**WHAT YOU HAVE TO DO:**
Search the entries below. Return every line that has "JSON" in it.

**EXTRACTED INFORMATION:**
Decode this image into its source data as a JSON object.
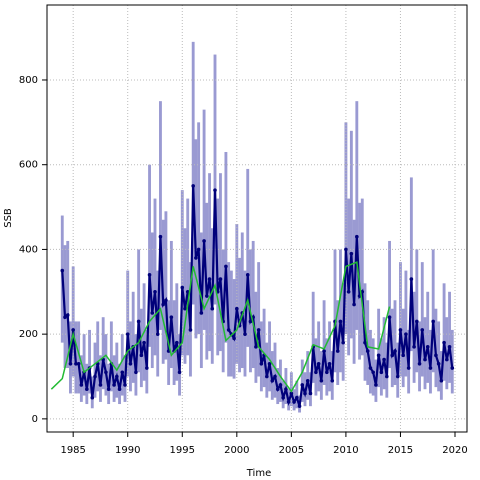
{
  "chart_data": {
    "type": "line",
    "xlabel": "Time",
    "ylabel": "SSB",
    "xlim": [
      1982.6,
      2021.1
    ],
    "ylim": [
      -31,
      977
    ],
    "xticks": [
      1985,
      1990,
      1995,
      2000,
      2005,
      2010,
      2015,
      2020
    ],
    "yticks": [
      0,
      200,
      400,
      600,
      800
    ],
    "grid": true,
    "series": [
      {
        "color": "#00007a",
        "band_color": "#9a9ad2",
        "markers": true,
        "x": [
          1984,
          1984.25,
          1984.5,
          1984.75,
          1985,
          1985.25,
          1985.5,
          1985.75,
          1986,
          1986.25,
          1986.5,
          1986.75,
          1987,
          1987.25,
          1987.5,
          1987.75,
          1988,
          1988.25,
          1988.5,
          1988.75,
          1989,
          1989.25,
          1989.5,
          1989.75,
          1990,
          1990.25,
          1990.5,
          1990.75,
          1991,
          1991.25,
          1991.5,
          1991.75,
          1992,
          1992.25,
          1992.5,
          1992.75,
          1993,
          1993.25,
          1993.5,
          1993.75,
          1994,
          1994.25,
          1994.5,
          1994.75,
          1995,
          1995.25,
          1995.5,
          1995.75,
          1996,
          1996.25,
          1996.5,
          1996.75,
          1997,
          1997.25,
          1997.5,
          1997.75,
          1998,
          1998.25,
          1998.5,
          1998.75,
          1999,
          1999.25,
          1999.5,
          1999.75,
          2000,
          2000.25,
          2000.5,
          2000.75,
          2001,
          2001.25,
          2001.5,
          2001.75,
          2002,
          2002.25,
          2002.5,
          2002.75,
          2003,
          2003.25,
          2003.5,
          2003.75,
          2004,
          2004.25,
          2004.5,
          2004.75,
          2005,
          2005.25,
          2005.5,
          2005.75,
          2006,
          2006.25,
          2006.5,
          2006.75,
          2007,
          2007.25,
          2007.5,
          2007.75,
          2008,
          2008.25,
          2008.5,
          2008.75,
          2009,
          2009.25,
          2009.5,
          2009.75,
          2010,
          2010.25,
          2010.5,
          2010.75,
          2011,
          2011.25,
          2011.5,
          2011.75,
          2012,
          2012.25,
          2012.5,
          2012.75,
          2013,
          2013.25,
          2013.5,
          2013.75,
          2014,
          2014.25,
          2014.5,
          2014.75,
          2015,
          2015.25,
          2015.5,
          2015.75,
          2016,
          2016.25,
          2016.5,
          2016.75,
          2017,
          2017.25,
          2017.5,
          2017.75,
          2018,
          2018.25,
          2018.5,
          2018.75,
          2019,
          2019.25,
          2019.5,
          2019.75
        ],
        "values": [
          350,
          240,
          245,
          130,
          210,
          130,
          130,
          80,
          110,
          70,
          120,
          50,
          100,
          130,
          80,
          140,
          110,
          70,
          130,
          80,
          100,
          70,
          110,
          80,
          200,
          130,
          170,
          110,
          230,
          150,
          180,
          120,
          340,
          250,
          300,
          200,
          430,
          270,
          280,
          160,
          240,
          160,
          180,
          110,
          310,
          260,
          300,
          210,
          550,
          380,
          400,
          250,
          420,
          290,
          330,
          260,
          540,
          300,
          330,
          230,
          360,
          210,
          200,
          190,
          260,
          220,
          250,
          200,
          340,
          230,
          240,
          170,
          210,
          130,
          150,
          100,
          130,
          90,
          100,
          70,
          80,
          50,
          70,
          40,
          60,
          40,
          50,
          30,
          80,
          60,
          90,
          60,
          170,
          110,
          130,
          90,
          160,
          110,
          130,
          90,
          230,
          160,
          230,
          180,
          400,
          300,
          390,
          270,
          430,
          290,
          300,
          180,
          160,
          120,
          110,
          80,
          150,
          110,
          140,
          100,
          240,
          150,
          160,
          100,
          210,
          150,
          200,
          120,
          330,
          170,
          230,
          130,
          210,
          140,
          170,
          120,
          230,
          150,
          130,
          90,
          180,
          140,
          170,
          120
        ],
        "upper": [
          480,
          410,
          420,
          230,
          360,
          230,
          230,
          150,
          200,
          130,
          210,
          100,
          180,
          230,
          150,
          240,
          200,
          130,
          230,
          150,
          180,
          130,
          200,
          150,
          350,
          230,
          300,
          200,
          400,
          260,
          320,
          210,
          600,
          440,
          520,
          350,
          750,
          470,
          490,
          280,
          420,
          280,
          320,
          200,
          540,
          450,
          520,
          370,
          890,
          660,
          700,
          440,
          730,
          510,
          580,
          450,
          860,
          520,
          580,
          400,
          630,
          370,
          350,
          330,
          460,
          380,
          440,
          350,
          590,
          400,
          420,
          300,
          370,
          230,
          260,
          180,
          230,
          160,
          180,
          120,
          140,
          90,
          120,
          70,
          110,
          70,
          90,
          55,
          140,
          110,
          160,
          110,
          300,
          190,
          230,
          160,
          280,
          190,
          230,
          160,
          400,
          280,
          400,
          320,
          700,
          520,
          680,
          470,
          750,
          510,
          520,
          320,
          280,
          210,
          190,
          140,
          260,
          190,
          240,
          180,
          420,
          260,
          280,
          180,
          370,
          260,
          350,
          210,
          570,
          300,
          400,
          230,
          370,
          240,
          300,
          210,
          400,
          260,
          230,
          160,
          320,
          240,
          300,
          210
        ],
        "lower": [
          180,
          120,
          120,
          60,
          100,
          60,
          60,
          40,
          55,
          35,
          60,
          25,
          50,
          65,
          40,
          70,
          55,
          35,
          65,
          40,
          50,
          35,
          55,
          40,
          100,
          65,
          85,
          55,
          110,
          75,
          90,
          60,
          170,
          120,
          150,
          100,
          210,
          130,
          140,
          80,
          120,
          80,
          90,
          55,
          150,
          130,
          150,
          100,
          270,
          190,
          200,
          120,
          210,
          140,
          160,
          130,
          270,
          150,
          160,
          110,
          180,
          100,
          100,
          95,
          130,
          110,
          120,
          100,
          170,
          110,
          120,
          85,
          100,
          65,
          75,
          50,
          65,
          45,
          50,
          35,
          40,
          25,
          35,
          20,
          30,
          20,
          25,
          15,
          40,
          30,
          45,
          30,
          85,
          55,
          65,
          45,
          80,
          55,
          65,
          45,
          110,
          80,
          110,
          90,
          200,
          150,
          190,
          130,
          210,
          140,
          150,
          90,
          80,
          60,
          55,
          40,
          75,
          55,
          70,
          50,
          120,
          75,
          80,
          50,
          100,
          75,
          100,
          60,
          160,
          85,
          110,
          65,
          100,
          70,
          85,
          60,
          110,
          75,
          65,
          45,
          90,
          70,
          85,
          60
        ]
      },
      {
        "color": "#22bb33",
        "markers": false,
        "x": [
          1983,
          1984,
          1985,
          1986,
          1987,
          1988,
          1989,
          1990,
          1991,
          1992,
          1993,
          1994,
          1995,
          1996,
          1997,
          1998,
          1999,
          2000,
          2001,
          2002,
          2003,
          2004,
          2005,
          2006,
          2007,
          2008,
          2009,
          2010,
          2011,
          2012,
          2013,
          2014
        ],
        "values": [
          70,
          95,
          200,
          110,
          130,
          150,
          115,
          160,
          180,
          230,
          260,
          150,
          180,
          360,
          260,
          315,
          185,
          210,
          280,
          170,
          140,
          100,
          65,
          110,
          175,
          165,
          220,
          360,
          370,
          170,
          165,
          265
        ]
      }
    ]
  }
}
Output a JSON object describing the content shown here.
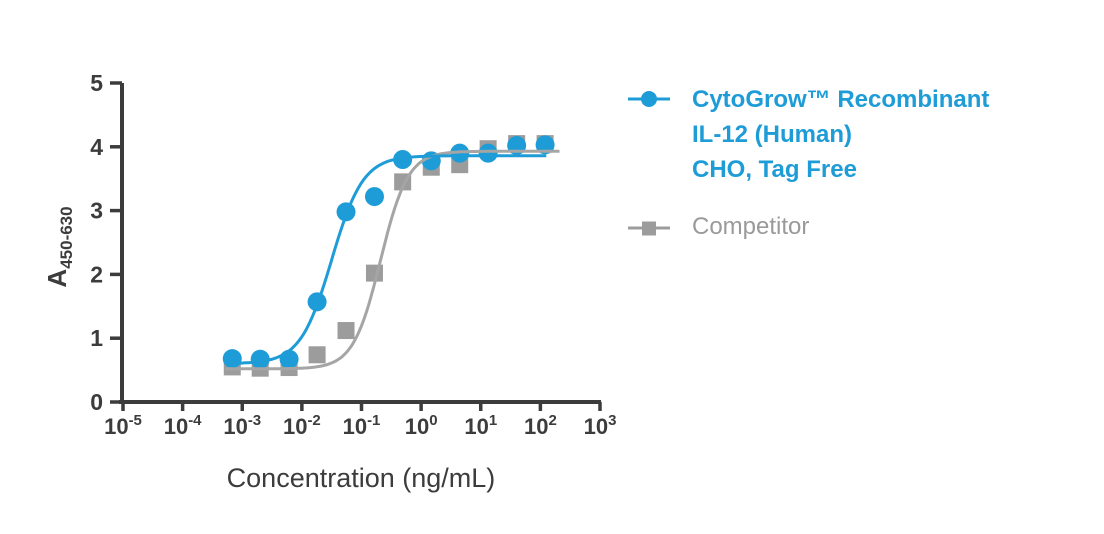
{
  "background": "#FFFFFF",
  "chart_data": {
    "type": "scatter",
    "subtype": "sigmoidal-dose-response-4PL",
    "title": "",
    "xlabel": "Concentration (ng/mL)",
    "ylabel": "A450-630",
    "ylabel_main": "A",
    "ylabel_sub": "450-630",
    "x_scale": "log10",
    "xlim_log": [
      -5,
      3
    ],
    "ylim": [
      0,
      5
    ],
    "grid": false,
    "legend_position": "right",
    "axis_color": "#3C3C3C",
    "y_ticks": [
      0,
      1,
      2,
      3,
      4,
      5
    ],
    "x_ticks": [
      {
        "base": "10",
        "exp": "-5"
      },
      {
        "base": "10",
        "exp": "-4"
      },
      {
        "base": "10",
        "exp": "-3"
      },
      {
        "base": "10",
        "exp": "-2"
      },
      {
        "base": "10",
        "exp": "-1"
      },
      {
        "base": "10",
        "exp": "0"
      },
      {
        "base": "10",
        "exp": "1"
      },
      {
        "base": "10",
        "exp": "2"
      },
      {
        "base": "10",
        "exp": "3"
      }
    ],
    "series": [
      {
        "name": "CytoGrow™ Recombinant IL-12 (Human) CHO, Tag Free",
        "label_lines": [
          "CytoGrow™ Recombinant",
          "IL-12 (Human)",
          "CHO, Tag Free"
        ],
        "color": "#1E9CD7",
        "curve_color": "#1E9CD7",
        "marker": "circle",
        "x": [
          0.00068,
          0.002,
          0.0061,
          0.018,
          0.055,
          0.165,
          0.49,
          1.48,
          4.44,
          13.3,
          40,
          120
        ],
        "y": [
          0.68,
          0.67,
          0.67,
          1.57,
          2.98,
          3.22,
          3.8,
          3.78,
          3.9,
          3.9,
          4.02,
          4.03
        ],
        "fit": {
          "bottom": 0.6,
          "top": 3.86,
          "logEC50": -1.5,
          "hill": 1.65,
          "log_range": [
            -3.28,
            2.1
          ]
        }
      },
      {
        "name": "Competitor",
        "label_lines": [
          "Competitor"
        ],
        "color": "#9C9C9C",
        "curve_color": "#A5A5A5",
        "marker": "square",
        "x": [
          0.00068,
          0.002,
          0.0061,
          0.018,
          0.055,
          0.165,
          0.49,
          1.48,
          4.44,
          13.3,
          40,
          120
        ],
        "y": [
          0.55,
          0.53,
          0.54,
          0.74,
          1.12,
          2.02,
          3.45,
          3.68,
          3.72,
          3.97,
          4.05,
          4.05
        ],
        "fit": {
          "bottom": 0.52,
          "top": 3.93,
          "logEC50": -0.68,
          "hill": 1.9,
          "log_range": [
            -3.28,
            2.32
          ]
        }
      }
    ]
  }
}
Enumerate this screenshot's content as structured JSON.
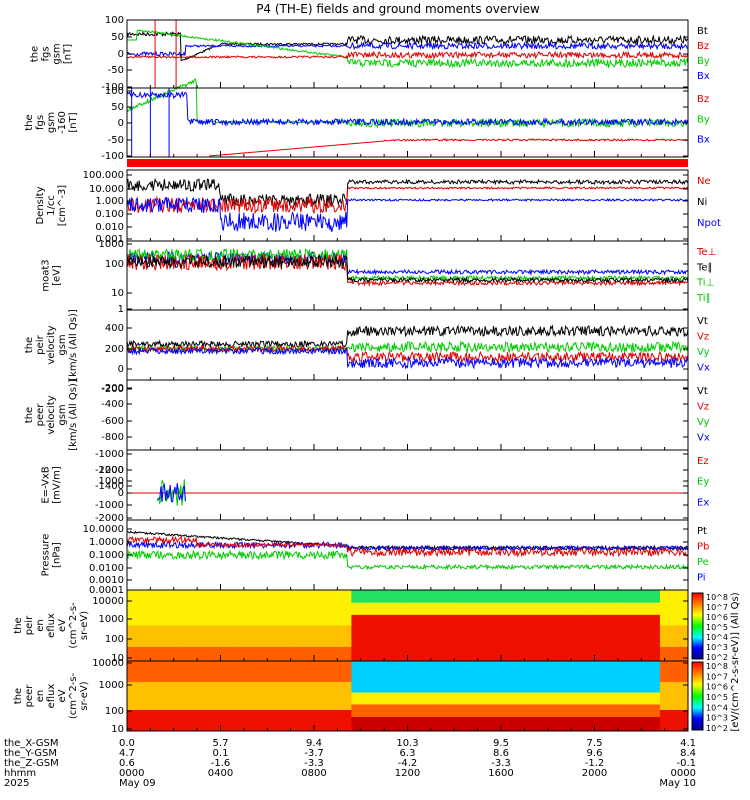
{
  "title": "P4 (TH-E) fields and ground moments overview",
  "colors": {
    "black": "#000000",
    "red": "#e00000",
    "green": "#00cc00",
    "blue": "#0000ff",
    "bar": "#ff0000"
  },
  "chart_data": [
    {
      "type": "line",
      "ylabel": [
        "the",
        "fgs",
        "gsm",
        "[nT]"
      ],
      "yticks": [
        "100",
        "50",
        "0",
        "-50",
        "-100"
      ],
      "ylim": [
        -100,
        100
      ],
      "legend": [
        {
          "name": "Bt",
          "color": "black"
        },
        {
          "name": "Bz",
          "color": "red"
        },
        {
          "name": "By",
          "color": "green"
        },
        {
          "name": "Bx",
          "color": "blue"
        }
      ]
    },
    {
      "type": "line",
      "ylabel": [
        "the",
        "fgs",
        "gsm",
        "-160",
        "[nT]"
      ],
      "yticks": [
        "100",
        "50",
        "0",
        "-50",
        "-100"
      ],
      "ylim": [
        -130,
        100
      ],
      "legend": [
        {
          "name": "Bz",
          "color": "red"
        },
        {
          "name": "By",
          "color": "green"
        },
        {
          "name": "Bx",
          "color": "blue"
        }
      ]
    },
    {
      "type": "line",
      "scale": "log",
      "ylabel": [
        "Density",
        "1/cc",
        "[cm^-3]"
      ],
      "yticks": [
        "100.000",
        "10.000",
        "1.000",
        "0.100",
        "0.010",
        "0.001"
      ],
      "legend": [
        {
          "name": "Ne",
          "color": "red"
        },
        {
          "name": "Ni",
          "color": "black"
        },
        {
          "name": "Npot",
          "color": "blue"
        }
      ]
    },
    {
      "type": "line",
      "scale": "log",
      "ylabel": [
        "moat3",
        "[eV]"
      ],
      "yticks": [
        "1000",
        "100",
        "10",
        "1"
      ],
      "legend": [
        {
          "name": "Te⊥",
          "color": "red"
        },
        {
          "name": "Te∥",
          "color": "black"
        },
        {
          "name": "Ti⊥",
          "color": "green"
        },
        {
          "name": "Ti∥",
          "color": "green"
        }
      ]
    },
    {
      "type": "line",
      "ylabel": [
        "the",
        "peir",
        "velocity",
        "gsm",
        "[km/s (All Qs)]"
      ],
      "yticks": [
        "400",
        "200",
        "0",
        "-200"
      ],
      "ylim": [
        -300,
        480
      ],
      "legend": [
        {
          "name": "Vt",
          "color": "black"
        },
        {
          "name": "Vz",
          "color": "red"
        },
        {
          "name": "Vy",
          "color": "green"
        },
        {
          "name": "Vx",
          "color": "blue"
        }
      ]
    },
    {
      "type": "line",
      "ylabel": [
        "the",
        "peer",
        "velocity",
        "gsm",
        "[km/s (All Qs)]"
      ],
      "yticks": [
        "-200",
        "-400",
        "-600",
        "-800",
        "-1000",
        "-1200",
        "-1400"
      ],
      "ylim": [
        -1450,
        -100
      ],
      "legend": [
        {
          "name": "Vt",
          "color": "black"
        },
        {
          "name": "Vz",
          "color": "red"
        },
        {
          "name": "Vy",
          "color": "green"
        },
        {
          "name": "Vx",
          "color": "blue"
        }
      ]
    },
    {
      "type": "line",
      "ylabel": [
        "E=-VxB",
        "[mV/m]"
      ],
      "yticks": [
        "2000",
        "1000",
        "0",
        "-1000",
        "-2000"
      ],
      "ylim": [
        -2000,
        2200
      ],
      "legend": [
        {
          "name": "Ez",
          "color": "red"
        },
        {
          "name": "Ey",
          "color": "green"
        },
        {
          "name": "Ex",
          "color": "blue"
        }
      ]
    },
    {
      "type": "line",
      "scale": "log",
      "ylabel": [
        "Pressure",
        "[nPa]"
      ],
      "yticks": [
        "10.0000",
        "1.0000",
        "0.1000",
        "0.0100",
        "0.0010",
        "0.0001"
      ],
      "legend": [
        {
          "name": "Pt",
          "color": "black"
        },
        {
          "name": "Pb",
          "color": "red"
        },
        {
          "name": "Pe",
          "color": "green"
        },
        {
          "name": "Pi",
          "color": "blue"
        }
      ]
    },
    {
      "type": "heatmap",
      "ylabel": [
        "the",
        "peir",
        "en",
        "eflux",
        "eV",
        "(cm^2-s-",
        "sr-eV)"
      ],
      "yticks": [
        "10000",
        "1000",
        "100",
        "10"
      ]
    },
    {
      "type": "heatmap",
      "ylabel": [
        "the",
        "peer",
        "en",
        "eflux",
        "eV",
        "(cm^2-s-",
        "sr-eV)"
      ],
      "yticks": [
        "10000",
        "1000",
        "100",
        "10"
      ]
    }
  ],
  "colorbar": {
    "label": "[eV/(cm^2-s-sr-eV)] (All Qs)",
    "ticks": [
      "10^8",
      "10^7",
      "10^6",
      "10^5",
      "10^4",
      "10^3",
      "10^2"
    ]
  },
  "xaxis": {
    "row_labels": [
      "the_X-GSM",
      "the_Y-GSM",
      "the_Z-GSM",
      "hhmm",
      "2025"
    ],
    "ticks": [
      {
        "X": "0.0",
        "Y": "4.7",
        "Z": "0.6",
        "hhmm": "0000",
        "date": "May 09"
      },
      {
        "X": "5.7",
        "Y": "0.1",
        "Z": "-1.6",
        "hhmm": "0400",
        "date": ""
      },
      {
        "X": "9.4",
        "Y": "-3.7",
        "Z": "-3.3",
        "hhmm": "0800",
        "date": ""
      },
      {
        "X": "10.3",
        "Y": "6.3",
        "Z": "-4.2",
        "hhmm": "1200",
        "date": ""
      },
      {
        "X": "9.5",
        "Y": "8.6",
        "Z": "-3.3",
        "hhmm": "1600",
        "date": ""
      },
      {
        "X": "7.5",
        "Y": "9.6",
        "Z": "-1.2",
        "hhmm": "2000",
        "date": ""
      },
      {
        "X": "4.1",
        "Y": "8.4",
        "Z": "-0.1",
        "hhmm": "0000",
        "date": "May 10"
      }
    ]
  }
}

**FINAL RESULT:**
Decode this image into its source data as a JSON object.
Output a JSON object describing the content shown here.
Enumerate this screenshot's content as structured JSON.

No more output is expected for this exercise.